- _EXERCISE BRIEF_
Records follow. Pull out every line that contains "values".

- _GIVEN RECORDS_
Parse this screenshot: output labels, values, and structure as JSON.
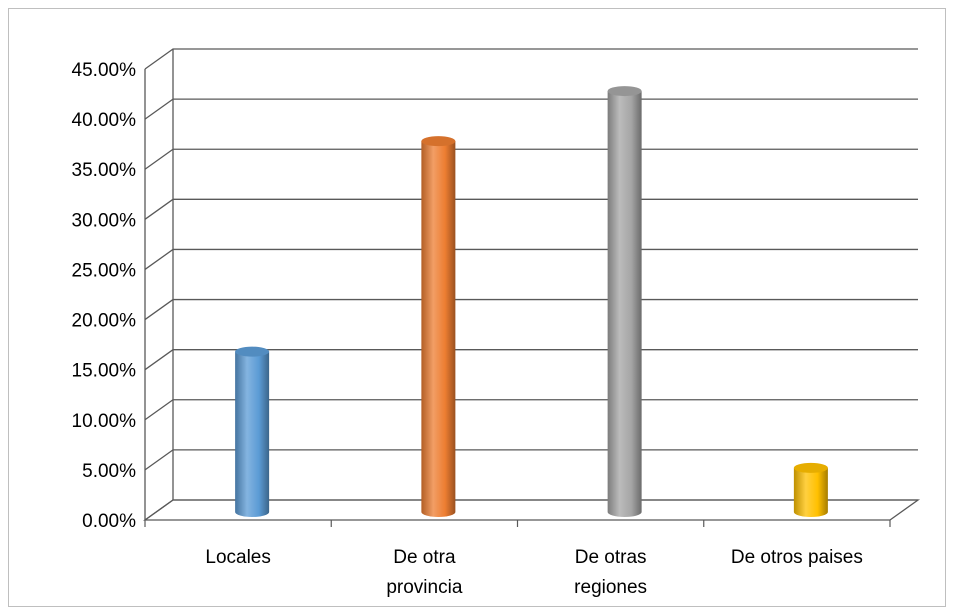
{
  "chart_data": {
    "type": "bar",
    "categories": [
      [
        "Locales"
      ],
      [
        "De otra",
        "provincia"
      ],
      [
        "De otras",
        "regiones"
      ],
      [
        "De otros paises"
      ]
    ],
    "values": [
      16.0,
      37.0,
      42.0,
      4.4
    ],
    "colors": [
      "#5b9bd5",
      "#ed7d31",
      "#a5a5a5",
      "#ffc000"
    ],
    "ylim": [
      0,
      45
    ],
    "yticks": [
      "0.00%",
      "5.00%",
      "10.00%",
      "15.00%",
      "20.00%",
      "25.00%",
      "30.00%",
      "35.00%",
      "40.00%",
      "45.00%"
    ],
    "grid": true,
    "title": "",
    "xlabel": "",
    "ylabel": "",
    "style": "3d-cylinder"
  }
}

- _WRITTEN ANSWER_
Parse this screenshot: output labels, values, and structure as JSON.
    "values": [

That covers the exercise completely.